### Request
Pull every line holding the string "ЗАСЛУЖЕННЫЙ" from the records below.

### Raw records
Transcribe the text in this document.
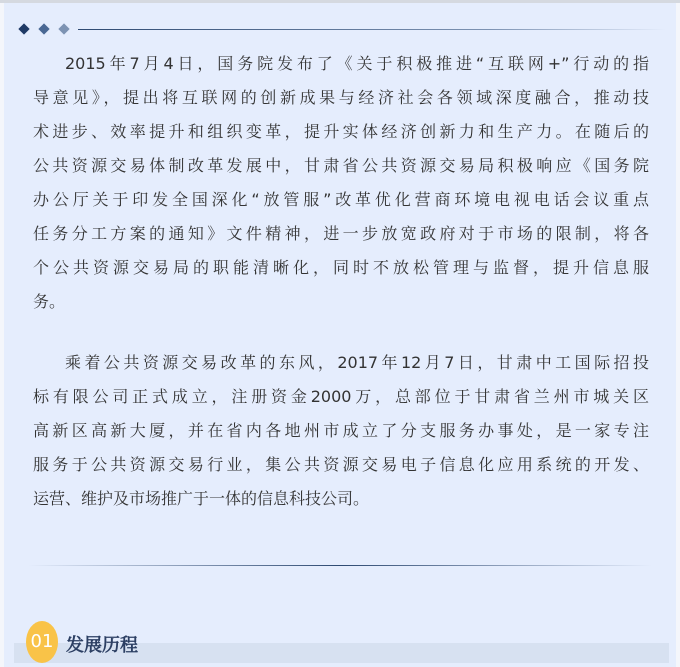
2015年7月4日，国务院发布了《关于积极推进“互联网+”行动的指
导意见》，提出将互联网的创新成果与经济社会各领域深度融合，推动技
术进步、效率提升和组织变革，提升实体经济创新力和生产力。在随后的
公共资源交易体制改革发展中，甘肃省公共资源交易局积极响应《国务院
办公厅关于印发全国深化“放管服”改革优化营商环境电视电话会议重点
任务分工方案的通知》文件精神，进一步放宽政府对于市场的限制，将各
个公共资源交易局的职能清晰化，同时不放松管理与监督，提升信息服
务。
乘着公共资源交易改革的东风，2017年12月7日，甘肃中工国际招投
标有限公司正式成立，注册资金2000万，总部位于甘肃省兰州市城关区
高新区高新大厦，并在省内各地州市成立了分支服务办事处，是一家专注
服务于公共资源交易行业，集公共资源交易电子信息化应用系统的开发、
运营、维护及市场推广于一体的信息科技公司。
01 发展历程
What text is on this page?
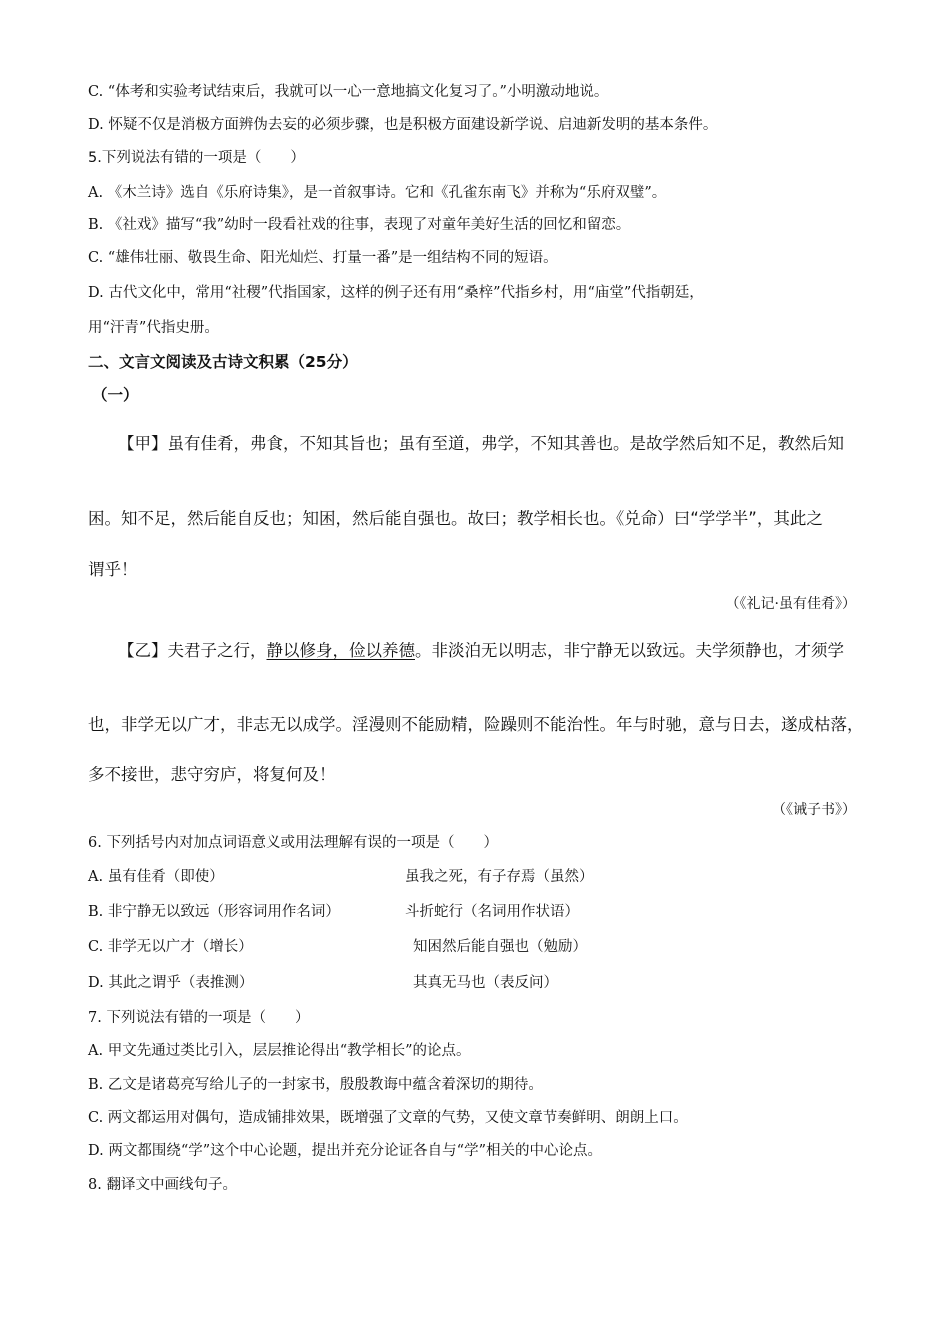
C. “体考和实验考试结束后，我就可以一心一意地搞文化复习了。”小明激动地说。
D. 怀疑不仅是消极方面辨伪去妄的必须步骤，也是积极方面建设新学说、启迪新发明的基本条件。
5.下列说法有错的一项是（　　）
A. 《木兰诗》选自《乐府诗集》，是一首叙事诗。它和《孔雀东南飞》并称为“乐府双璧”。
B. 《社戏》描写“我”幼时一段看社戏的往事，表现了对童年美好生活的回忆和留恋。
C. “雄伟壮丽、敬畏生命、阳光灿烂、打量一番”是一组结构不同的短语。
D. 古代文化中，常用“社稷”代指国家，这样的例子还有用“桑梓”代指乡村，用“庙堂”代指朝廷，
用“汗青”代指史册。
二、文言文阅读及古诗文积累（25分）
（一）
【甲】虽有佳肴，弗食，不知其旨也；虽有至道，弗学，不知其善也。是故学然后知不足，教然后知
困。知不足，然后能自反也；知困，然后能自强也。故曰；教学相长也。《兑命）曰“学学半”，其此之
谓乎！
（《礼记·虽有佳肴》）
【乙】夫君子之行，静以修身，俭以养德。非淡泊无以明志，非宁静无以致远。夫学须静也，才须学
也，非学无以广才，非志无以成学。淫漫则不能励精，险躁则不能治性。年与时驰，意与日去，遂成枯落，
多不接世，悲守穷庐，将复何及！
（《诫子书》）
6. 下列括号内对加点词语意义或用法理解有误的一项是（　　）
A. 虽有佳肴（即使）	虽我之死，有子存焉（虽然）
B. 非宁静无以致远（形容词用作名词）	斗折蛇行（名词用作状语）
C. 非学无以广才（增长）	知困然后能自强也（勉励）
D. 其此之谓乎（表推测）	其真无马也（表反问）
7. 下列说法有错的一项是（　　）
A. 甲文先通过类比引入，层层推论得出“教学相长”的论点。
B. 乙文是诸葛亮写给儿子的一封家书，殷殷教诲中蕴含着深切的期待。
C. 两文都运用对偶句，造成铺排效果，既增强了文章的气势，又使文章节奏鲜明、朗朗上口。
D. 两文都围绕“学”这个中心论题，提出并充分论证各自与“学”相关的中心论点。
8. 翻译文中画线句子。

...

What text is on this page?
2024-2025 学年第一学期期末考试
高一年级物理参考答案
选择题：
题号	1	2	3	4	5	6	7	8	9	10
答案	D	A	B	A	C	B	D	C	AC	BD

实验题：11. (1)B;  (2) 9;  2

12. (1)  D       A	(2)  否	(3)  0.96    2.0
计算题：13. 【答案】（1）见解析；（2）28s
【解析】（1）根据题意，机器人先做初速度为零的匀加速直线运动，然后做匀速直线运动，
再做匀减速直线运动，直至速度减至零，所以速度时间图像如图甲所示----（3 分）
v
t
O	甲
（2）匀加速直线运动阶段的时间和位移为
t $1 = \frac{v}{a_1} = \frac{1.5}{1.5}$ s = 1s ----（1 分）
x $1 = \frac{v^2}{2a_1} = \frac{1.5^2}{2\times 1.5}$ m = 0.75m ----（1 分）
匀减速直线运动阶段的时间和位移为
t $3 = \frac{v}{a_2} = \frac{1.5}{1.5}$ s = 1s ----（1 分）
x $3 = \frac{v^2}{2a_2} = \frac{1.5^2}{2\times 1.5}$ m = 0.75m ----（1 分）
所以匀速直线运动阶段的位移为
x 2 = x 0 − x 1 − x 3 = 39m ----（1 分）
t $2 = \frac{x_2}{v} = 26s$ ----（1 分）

* * *

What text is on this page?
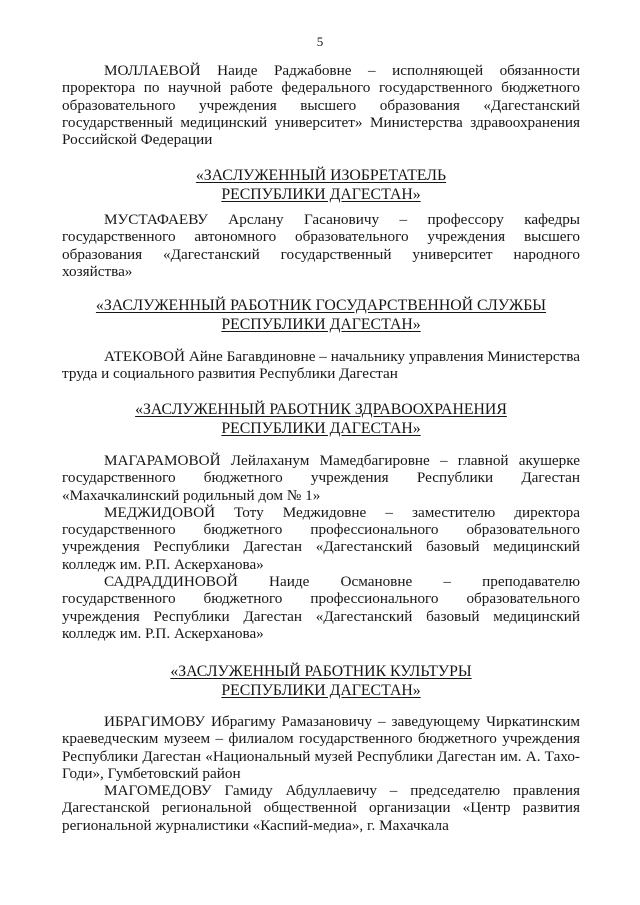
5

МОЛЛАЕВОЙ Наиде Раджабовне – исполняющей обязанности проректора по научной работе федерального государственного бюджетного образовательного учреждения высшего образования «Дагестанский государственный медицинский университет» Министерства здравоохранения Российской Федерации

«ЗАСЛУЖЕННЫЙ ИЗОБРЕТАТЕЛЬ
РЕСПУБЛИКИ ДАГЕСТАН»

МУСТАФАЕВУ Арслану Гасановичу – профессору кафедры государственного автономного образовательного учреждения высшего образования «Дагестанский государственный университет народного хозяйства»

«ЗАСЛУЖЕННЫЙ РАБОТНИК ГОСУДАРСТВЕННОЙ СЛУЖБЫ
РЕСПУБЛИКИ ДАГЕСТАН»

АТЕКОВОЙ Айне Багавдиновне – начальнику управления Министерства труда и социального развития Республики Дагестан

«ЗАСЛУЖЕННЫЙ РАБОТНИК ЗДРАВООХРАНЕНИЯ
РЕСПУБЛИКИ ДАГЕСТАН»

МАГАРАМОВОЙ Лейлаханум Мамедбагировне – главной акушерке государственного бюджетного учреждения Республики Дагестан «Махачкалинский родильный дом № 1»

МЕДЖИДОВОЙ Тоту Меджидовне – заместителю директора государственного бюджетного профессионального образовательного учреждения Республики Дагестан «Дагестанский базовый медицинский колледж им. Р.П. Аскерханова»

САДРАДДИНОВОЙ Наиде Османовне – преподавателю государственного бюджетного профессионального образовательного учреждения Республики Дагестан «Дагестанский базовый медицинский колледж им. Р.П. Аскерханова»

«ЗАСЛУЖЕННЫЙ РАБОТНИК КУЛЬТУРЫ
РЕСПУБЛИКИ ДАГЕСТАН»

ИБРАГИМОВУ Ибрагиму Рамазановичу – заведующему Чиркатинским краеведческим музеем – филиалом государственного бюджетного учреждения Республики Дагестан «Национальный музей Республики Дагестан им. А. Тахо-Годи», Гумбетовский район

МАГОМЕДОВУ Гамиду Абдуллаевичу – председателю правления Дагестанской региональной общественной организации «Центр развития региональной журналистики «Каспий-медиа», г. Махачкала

### Solution
«ЗАСЛУЖЕННЫЙ ИЗОБРЕТАТЕЛЬ
«ЗАСЛУЖЕННЫЙ РАБОТНИК ГОСУДАРСТВЕННОЙ СЛУЖБЫ
«ЗАСЛУЖЕННЫЙ РАБОТНИК ЗДРАВООХРАНЕНИЯ
«ЗАСЛУЖЕННЫЙ РАБОТНИК КУЛЬТУРЫ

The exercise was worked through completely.